** begin **

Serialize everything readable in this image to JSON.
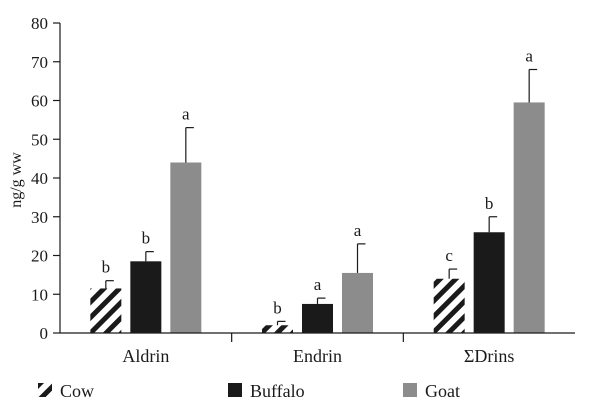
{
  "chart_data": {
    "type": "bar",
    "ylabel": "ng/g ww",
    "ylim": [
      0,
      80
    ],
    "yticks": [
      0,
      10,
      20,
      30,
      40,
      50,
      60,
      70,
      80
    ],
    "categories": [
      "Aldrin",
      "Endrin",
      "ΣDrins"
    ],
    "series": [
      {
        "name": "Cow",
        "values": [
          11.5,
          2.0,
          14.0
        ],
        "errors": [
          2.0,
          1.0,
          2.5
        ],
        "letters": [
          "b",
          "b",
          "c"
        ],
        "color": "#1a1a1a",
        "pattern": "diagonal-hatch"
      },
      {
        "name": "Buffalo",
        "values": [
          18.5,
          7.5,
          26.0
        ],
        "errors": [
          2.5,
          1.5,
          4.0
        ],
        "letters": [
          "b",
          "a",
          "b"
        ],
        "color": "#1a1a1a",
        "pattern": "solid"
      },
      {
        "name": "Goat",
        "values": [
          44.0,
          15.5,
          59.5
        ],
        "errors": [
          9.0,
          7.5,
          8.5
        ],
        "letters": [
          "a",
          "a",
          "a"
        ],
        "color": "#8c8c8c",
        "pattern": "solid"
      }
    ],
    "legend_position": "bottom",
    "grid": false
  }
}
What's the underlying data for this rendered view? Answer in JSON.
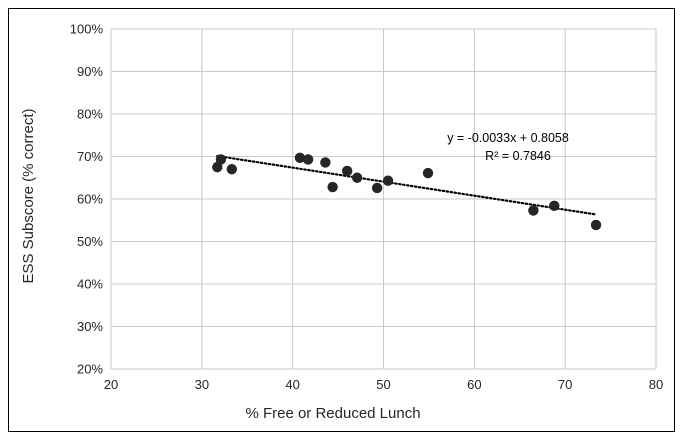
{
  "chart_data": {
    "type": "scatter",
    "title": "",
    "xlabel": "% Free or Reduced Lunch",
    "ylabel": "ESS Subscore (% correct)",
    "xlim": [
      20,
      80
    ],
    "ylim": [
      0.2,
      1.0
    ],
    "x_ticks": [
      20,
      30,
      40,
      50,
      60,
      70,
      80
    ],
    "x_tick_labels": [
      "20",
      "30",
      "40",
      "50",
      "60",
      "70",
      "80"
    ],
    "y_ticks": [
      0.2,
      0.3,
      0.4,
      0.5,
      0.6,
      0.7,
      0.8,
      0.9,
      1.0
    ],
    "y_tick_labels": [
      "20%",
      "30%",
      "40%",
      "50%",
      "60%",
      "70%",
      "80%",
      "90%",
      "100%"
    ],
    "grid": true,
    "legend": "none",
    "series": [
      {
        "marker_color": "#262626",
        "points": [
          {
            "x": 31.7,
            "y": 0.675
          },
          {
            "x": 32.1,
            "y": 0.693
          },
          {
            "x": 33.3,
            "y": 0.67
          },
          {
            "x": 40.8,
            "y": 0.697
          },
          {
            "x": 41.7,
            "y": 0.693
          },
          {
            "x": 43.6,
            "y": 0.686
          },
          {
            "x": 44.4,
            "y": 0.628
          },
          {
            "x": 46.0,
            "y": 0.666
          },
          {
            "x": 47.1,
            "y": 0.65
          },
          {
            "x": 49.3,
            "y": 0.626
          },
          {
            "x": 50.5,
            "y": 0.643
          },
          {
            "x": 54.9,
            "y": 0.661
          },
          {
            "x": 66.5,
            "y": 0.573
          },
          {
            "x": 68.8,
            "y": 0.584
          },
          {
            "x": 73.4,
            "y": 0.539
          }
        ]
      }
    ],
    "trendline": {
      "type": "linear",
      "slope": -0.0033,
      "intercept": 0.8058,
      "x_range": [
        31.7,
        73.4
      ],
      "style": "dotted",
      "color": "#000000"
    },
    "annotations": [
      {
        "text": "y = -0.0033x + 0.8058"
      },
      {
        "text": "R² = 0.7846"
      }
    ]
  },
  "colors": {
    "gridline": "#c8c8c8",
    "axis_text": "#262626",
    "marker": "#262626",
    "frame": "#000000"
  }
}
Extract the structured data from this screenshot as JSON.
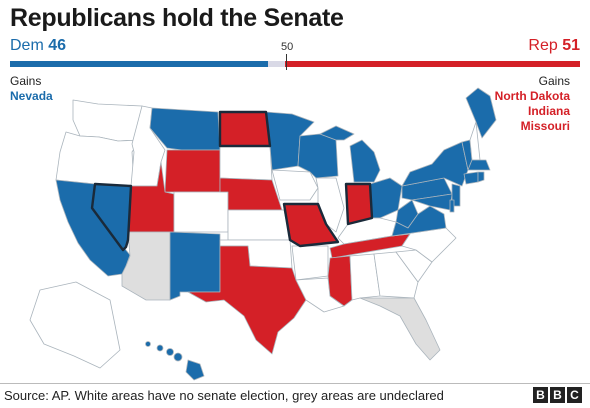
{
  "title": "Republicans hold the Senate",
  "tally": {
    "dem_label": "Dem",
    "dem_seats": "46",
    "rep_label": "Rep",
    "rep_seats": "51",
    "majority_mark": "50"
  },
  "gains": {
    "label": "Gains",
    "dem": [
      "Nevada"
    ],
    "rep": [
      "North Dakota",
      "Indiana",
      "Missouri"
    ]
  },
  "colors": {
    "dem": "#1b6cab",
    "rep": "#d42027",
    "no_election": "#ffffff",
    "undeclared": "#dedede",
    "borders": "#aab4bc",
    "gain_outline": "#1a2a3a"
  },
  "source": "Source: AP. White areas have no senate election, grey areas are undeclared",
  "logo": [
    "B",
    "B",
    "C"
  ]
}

** end **

Requirement:
Word for word, quote the lines above. Omit the pictures.

Reply:
Serialize everything readable in this image to JSON.
{
  "chart_data": {
    "type": "bar",
    "ylabel": "ng/g ww",
    "ylim": [
      0,
      80
    ],
    "yticks": [
      0,
      10,
      20,
      30,
      40,
      50,
      60,
      70,
      80
    ],
    "categories": [
      "Aldrin",
      "Endrin",
      "ΣDrins"
    ],
    "series": [
      {
        "name": "Cow",
        "values": [
          11.5,
          2.0,
          14.0
        ],
        "errors": [
          2.0,
          1.0,
          2.5
        ],
        "letters": [
          "b",
          "b",
          "c"
        ],
        "color": "#1a1a1a",
        "pattern": "diagonal-hatch"
      },
      {
        "name": "Buffalo",
        "values": [
          18.5,
          7.5,
          26.0
        ],
        "errors": [
          2.5,
          1.5,
          4.0
        ],
        "letters": [
          "b",
          "a",
          "b"
        ],
        "color": "#1a1a1a",
        "pattern": "solid"
      },
      {
        "name": "Goat",
        "values": [
          44.0,
          15.5,
          59.5
        ],
        "errors": [
          9.0,
          7.5,
          8.5
        ],
        "letters": [
          "a",
          "a",
          "a"
        ],
        "color": "#8c8c8c",
        "pattern": "solid"
      }
    ],
    "legend_position": "bottom",
    "grid": false
  }
}
What's the underlying data for this rendered view? Answer in JSON.
{
  "chart_data": {
    "type": "scatter",
    "title": "",
    "xlabel": "% Free or Reduced Lunch",
    "ylabel": "ESS Subscore (% correct)",
    "xlim": [
      20,
      80
    ],
    "ylim": [
      0.2,
      1.0
    ],
    "x_ticks": [
      20,
      30,
      40,
      50,
      60,
      70,
      80
    ],
    "x_tick_labels": [
      "20",
      "30",
      "40",
      "50",
      "60",
      "70",
      "80"
    ],
    "y_ticks": [
      0.2,
      0.3,
      0.4,
      0.5,
      0.6,
      0.7,
      0.8,
      0.9,
      1.0
    ],
    "y_tick_labels": [
      "20%",
      "30%",
      "40%",
      "50%",
      "60%",
      "70%",
      "80%",
      "90%",
      "100%"
    ],
    "grid": true,
    "legend": "none",
    "series": [
      {
        "marker_color": "#262626",
        "points": [
          {
            "x": 31.7,
            "y": 0.675
          },
          {
            "x": 32.1,
            "y": 0.693
          },
          {
            "x": 33.3,
            "y": 0.67
          },
          {
            "x": 40.8,
            "y": 0.697
          },
          {
            "x": 41.7,
            "y": 0.693
          },
          {
            "x": 43.6,
            "y": 0.686
          },
          {
            "x": 44.4,
            "y": 0.628
          },
          {
            "x": 46.0,
            "y": 0.666
          },
          {
            "x": 47.1,
            "y": 0.65
          },
          {
            "x": 49.3,
            "y": 0.626
          },
          {
            "x": 50.5,
            "y": 0.643
          },
          {
            "x": 54.9,
            "y": 0.661
          },
          {
            "x": 66.5,
            "y": 0.573
          },
          {
            "x": 68.8,
            "y": 0.584
          },
          {
            "x": 73.4,
            "y": 0.539
          }
        ]
      }
    ],
    "trendline": {
      "type": "linear",
      "slope": -0.0033,
      "intercept": 0.8058,
      "x_range": [
        31.7,
        73.4
      ],
      "style": "dotted",
      "color": "#000000"
    },
    "annotations": [
      {
        "text": "y = -0.0033x + 0.8058"
      },
      {
        "text": "R² = 0.7846"
      }
    ]
  },
  "colors": {
    "gridline": "#c8c8c8",
    "axis_text": "#262626",
    "marker": "#262626",
    "frame": "#000000"
  }
}
Extract the structured data from this screenshot as JSON.
{
  "title": "Republicans hold the Senate",
  "tally": {
    "dem_label": "Dem",
    "dem_seats": "46",
    "rep_label": "Rep",
    "rep_seats": "51",
    "majority_mark": "50"
  },
  "gains": {
    "label": "Gains",
    "dem": [
      "Nevada"
    ],
    "rep": [
      "North Dakota",
      "Indiana",
      "Missouri"
    ]
  },
  "colors": {
    "dem": "#1b6cab",
    "rep": "#d42027",
    "no_election": "#ffffff",
    "undeclared": "#dedede",
    "borders": "#aab4bc",
    "gain_outline": "#1a2a3a"
  },
  "source": "Source: AP. White areas have no senate election, grey areas are undeclared",
  "logo": [
    "B",
    "B",
    "C"
  ]
}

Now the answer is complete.